## What the task requires
Gather all lines containing the string "screenshot" and copy them out.

+++ Exercise data

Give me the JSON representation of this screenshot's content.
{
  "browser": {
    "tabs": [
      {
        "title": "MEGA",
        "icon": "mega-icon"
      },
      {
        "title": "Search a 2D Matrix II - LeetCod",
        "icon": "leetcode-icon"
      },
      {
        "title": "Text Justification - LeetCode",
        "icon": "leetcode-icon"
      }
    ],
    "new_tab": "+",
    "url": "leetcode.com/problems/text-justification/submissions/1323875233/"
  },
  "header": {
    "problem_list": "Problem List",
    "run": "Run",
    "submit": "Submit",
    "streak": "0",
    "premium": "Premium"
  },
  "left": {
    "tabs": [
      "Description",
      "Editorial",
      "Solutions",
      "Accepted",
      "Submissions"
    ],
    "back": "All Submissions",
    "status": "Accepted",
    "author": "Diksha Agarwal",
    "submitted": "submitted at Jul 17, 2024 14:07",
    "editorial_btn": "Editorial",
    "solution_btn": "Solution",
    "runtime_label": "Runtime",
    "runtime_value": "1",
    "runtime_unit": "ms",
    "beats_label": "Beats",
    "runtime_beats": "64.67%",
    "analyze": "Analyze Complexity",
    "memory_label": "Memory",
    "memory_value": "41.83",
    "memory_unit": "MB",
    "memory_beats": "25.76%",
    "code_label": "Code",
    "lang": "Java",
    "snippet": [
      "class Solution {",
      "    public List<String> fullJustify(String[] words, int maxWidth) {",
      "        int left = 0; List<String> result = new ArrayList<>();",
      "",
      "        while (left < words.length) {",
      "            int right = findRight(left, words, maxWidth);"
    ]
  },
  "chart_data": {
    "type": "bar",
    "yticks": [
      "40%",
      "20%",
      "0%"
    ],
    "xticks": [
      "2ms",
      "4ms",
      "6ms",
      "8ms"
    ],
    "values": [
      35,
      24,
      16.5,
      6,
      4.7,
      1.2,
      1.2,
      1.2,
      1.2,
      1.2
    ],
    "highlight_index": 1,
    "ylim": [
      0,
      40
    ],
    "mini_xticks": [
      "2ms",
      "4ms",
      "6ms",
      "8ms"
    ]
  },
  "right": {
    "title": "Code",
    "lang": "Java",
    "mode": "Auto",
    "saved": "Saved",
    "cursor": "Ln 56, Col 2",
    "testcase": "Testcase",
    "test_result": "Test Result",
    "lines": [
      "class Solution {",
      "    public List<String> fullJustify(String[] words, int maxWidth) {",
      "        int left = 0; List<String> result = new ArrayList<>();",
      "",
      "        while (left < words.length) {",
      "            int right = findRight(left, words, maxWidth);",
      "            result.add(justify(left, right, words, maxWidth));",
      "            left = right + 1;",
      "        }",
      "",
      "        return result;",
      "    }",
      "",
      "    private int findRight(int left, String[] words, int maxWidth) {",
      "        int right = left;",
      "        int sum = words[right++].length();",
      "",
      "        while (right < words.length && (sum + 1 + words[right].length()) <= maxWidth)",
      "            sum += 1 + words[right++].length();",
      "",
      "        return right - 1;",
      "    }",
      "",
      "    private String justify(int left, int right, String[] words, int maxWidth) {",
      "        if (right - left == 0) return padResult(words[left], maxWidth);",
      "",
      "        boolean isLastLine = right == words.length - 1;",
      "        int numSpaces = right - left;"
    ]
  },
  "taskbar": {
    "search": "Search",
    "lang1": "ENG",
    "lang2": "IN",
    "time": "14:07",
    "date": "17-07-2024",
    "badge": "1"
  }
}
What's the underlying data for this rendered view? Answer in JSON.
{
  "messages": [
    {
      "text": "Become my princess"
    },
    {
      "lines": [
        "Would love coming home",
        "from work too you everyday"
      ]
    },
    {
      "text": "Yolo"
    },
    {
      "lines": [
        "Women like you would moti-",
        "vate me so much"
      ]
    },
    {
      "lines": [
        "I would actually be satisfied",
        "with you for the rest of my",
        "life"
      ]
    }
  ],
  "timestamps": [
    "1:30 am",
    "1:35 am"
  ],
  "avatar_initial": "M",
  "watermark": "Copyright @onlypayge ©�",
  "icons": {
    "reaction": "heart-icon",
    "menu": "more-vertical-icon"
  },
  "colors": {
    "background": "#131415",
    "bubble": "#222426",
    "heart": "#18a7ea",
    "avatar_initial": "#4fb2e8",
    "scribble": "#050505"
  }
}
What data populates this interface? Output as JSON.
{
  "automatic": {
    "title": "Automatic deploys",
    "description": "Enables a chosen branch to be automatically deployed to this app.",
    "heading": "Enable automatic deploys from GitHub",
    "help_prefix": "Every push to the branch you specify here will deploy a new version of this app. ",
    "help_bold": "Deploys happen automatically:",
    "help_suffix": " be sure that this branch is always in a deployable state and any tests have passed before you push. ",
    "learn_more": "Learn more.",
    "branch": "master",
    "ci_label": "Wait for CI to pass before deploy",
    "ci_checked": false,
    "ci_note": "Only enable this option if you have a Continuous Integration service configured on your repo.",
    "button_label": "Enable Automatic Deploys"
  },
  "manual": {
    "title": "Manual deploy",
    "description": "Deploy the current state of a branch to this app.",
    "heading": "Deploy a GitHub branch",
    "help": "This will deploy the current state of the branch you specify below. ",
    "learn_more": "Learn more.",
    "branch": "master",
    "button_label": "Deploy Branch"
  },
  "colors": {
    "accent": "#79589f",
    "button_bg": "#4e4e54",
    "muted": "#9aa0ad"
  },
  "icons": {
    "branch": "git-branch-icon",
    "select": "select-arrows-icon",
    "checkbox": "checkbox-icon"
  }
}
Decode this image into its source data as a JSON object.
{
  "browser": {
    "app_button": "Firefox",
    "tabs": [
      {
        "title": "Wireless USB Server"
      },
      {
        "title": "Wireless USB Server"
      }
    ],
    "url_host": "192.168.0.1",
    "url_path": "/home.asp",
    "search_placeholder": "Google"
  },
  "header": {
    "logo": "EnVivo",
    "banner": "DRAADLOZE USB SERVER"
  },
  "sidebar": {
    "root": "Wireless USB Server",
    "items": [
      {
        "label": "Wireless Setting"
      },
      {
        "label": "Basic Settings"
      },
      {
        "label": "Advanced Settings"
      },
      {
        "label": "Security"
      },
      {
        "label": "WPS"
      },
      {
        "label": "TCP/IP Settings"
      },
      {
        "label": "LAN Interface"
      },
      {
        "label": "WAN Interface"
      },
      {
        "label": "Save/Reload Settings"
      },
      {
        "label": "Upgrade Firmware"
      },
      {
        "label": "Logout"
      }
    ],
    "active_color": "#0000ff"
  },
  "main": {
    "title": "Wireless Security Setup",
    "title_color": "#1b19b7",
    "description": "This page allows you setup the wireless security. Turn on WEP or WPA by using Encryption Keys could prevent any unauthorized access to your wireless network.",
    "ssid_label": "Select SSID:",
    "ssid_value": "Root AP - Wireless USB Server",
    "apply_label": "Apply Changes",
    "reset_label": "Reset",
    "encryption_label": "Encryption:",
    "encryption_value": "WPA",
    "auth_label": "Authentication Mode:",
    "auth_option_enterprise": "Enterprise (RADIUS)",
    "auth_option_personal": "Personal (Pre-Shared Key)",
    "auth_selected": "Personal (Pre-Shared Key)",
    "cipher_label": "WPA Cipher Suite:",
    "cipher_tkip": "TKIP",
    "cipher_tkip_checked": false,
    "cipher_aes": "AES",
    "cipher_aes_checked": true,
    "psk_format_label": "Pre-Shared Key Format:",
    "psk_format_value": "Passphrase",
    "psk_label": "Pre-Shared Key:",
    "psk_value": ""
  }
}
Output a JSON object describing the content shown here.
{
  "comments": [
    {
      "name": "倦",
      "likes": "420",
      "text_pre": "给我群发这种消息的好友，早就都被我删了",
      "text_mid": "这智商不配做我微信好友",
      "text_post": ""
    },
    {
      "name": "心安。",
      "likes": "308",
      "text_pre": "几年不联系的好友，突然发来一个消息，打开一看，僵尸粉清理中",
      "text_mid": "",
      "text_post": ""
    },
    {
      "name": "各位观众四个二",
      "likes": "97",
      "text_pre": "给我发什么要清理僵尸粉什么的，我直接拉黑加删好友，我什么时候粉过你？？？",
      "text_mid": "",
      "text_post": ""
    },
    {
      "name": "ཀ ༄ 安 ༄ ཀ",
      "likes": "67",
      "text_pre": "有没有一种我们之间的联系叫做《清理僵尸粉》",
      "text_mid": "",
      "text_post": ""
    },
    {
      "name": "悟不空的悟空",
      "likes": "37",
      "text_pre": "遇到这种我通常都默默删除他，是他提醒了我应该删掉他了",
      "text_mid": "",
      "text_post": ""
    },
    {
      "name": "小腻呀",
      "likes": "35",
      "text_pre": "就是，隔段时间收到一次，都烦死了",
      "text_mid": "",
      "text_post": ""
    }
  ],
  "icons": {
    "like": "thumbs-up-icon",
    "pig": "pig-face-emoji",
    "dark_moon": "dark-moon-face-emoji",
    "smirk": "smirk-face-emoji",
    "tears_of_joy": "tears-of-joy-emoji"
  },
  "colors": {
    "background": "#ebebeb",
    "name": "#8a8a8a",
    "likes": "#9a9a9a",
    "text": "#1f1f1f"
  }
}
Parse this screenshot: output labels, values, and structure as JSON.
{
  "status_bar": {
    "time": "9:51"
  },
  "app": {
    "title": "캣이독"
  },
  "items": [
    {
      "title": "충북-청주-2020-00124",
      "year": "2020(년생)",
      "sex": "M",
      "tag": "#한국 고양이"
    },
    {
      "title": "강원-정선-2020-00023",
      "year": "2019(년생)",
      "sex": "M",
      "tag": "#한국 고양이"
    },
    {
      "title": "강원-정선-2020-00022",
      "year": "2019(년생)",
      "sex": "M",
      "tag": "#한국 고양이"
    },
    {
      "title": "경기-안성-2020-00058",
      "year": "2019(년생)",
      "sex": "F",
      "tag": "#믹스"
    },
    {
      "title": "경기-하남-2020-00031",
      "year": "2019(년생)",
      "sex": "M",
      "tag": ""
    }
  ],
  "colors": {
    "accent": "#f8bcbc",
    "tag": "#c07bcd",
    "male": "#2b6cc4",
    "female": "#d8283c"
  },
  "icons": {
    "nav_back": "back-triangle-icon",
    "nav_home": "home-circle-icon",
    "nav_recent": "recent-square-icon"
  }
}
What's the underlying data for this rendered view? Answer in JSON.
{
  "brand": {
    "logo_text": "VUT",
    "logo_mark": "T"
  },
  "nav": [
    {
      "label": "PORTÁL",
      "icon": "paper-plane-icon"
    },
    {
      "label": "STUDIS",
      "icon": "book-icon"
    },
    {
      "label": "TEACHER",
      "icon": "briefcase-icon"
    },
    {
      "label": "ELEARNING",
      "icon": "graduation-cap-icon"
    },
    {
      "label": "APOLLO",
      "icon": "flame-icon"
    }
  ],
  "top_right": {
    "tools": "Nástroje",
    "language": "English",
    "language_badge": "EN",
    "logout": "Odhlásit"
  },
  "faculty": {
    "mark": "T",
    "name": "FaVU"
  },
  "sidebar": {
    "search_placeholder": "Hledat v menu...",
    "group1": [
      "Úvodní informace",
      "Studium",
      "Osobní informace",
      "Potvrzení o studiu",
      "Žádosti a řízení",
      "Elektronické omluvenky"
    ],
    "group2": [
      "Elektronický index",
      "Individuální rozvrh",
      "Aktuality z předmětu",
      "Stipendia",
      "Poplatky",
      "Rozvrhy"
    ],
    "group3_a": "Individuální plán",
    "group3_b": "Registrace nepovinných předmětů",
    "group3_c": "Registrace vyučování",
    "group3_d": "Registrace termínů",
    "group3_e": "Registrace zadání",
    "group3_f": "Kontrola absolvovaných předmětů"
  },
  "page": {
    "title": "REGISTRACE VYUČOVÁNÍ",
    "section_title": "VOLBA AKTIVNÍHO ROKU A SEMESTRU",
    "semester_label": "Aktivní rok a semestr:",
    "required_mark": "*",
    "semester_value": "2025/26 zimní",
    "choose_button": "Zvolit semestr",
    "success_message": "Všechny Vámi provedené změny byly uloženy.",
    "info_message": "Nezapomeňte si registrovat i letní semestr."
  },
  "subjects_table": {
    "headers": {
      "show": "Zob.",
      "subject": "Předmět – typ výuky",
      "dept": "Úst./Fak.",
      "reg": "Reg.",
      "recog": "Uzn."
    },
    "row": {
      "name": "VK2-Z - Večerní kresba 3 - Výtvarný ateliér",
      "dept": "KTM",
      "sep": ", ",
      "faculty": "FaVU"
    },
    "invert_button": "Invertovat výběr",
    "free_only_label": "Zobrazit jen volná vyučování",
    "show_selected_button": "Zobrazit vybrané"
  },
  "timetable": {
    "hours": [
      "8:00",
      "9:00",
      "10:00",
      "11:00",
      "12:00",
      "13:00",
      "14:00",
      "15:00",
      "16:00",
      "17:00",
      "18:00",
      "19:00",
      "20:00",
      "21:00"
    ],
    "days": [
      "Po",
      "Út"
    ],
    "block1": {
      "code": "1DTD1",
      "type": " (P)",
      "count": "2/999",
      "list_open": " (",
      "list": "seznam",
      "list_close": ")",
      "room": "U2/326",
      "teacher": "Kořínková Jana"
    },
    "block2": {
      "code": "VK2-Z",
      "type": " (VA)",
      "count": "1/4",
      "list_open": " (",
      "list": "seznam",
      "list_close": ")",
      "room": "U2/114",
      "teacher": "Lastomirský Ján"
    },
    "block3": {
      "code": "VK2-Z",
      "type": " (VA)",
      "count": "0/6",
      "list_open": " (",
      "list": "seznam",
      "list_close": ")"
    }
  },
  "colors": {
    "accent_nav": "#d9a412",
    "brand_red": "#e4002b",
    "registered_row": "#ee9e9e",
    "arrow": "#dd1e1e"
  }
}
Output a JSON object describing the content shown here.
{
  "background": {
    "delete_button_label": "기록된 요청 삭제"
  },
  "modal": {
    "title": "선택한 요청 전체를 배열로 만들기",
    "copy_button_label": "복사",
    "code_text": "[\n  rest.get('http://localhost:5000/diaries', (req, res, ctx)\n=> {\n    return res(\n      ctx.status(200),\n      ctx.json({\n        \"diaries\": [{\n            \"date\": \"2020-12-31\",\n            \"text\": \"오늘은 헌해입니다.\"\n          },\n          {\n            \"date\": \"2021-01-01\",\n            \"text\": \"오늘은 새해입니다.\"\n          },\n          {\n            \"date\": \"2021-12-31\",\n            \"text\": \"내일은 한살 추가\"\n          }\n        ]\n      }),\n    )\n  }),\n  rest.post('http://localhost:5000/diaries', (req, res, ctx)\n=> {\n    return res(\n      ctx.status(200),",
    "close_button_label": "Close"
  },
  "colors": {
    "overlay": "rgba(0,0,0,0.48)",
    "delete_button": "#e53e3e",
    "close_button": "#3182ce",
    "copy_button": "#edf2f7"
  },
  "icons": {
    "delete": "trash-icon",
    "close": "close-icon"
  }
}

++++++

## Solution for this problem
Give me the JSON representation of this screenshot's content.
Parse this screenshot: output labels, values, and structure as JSON.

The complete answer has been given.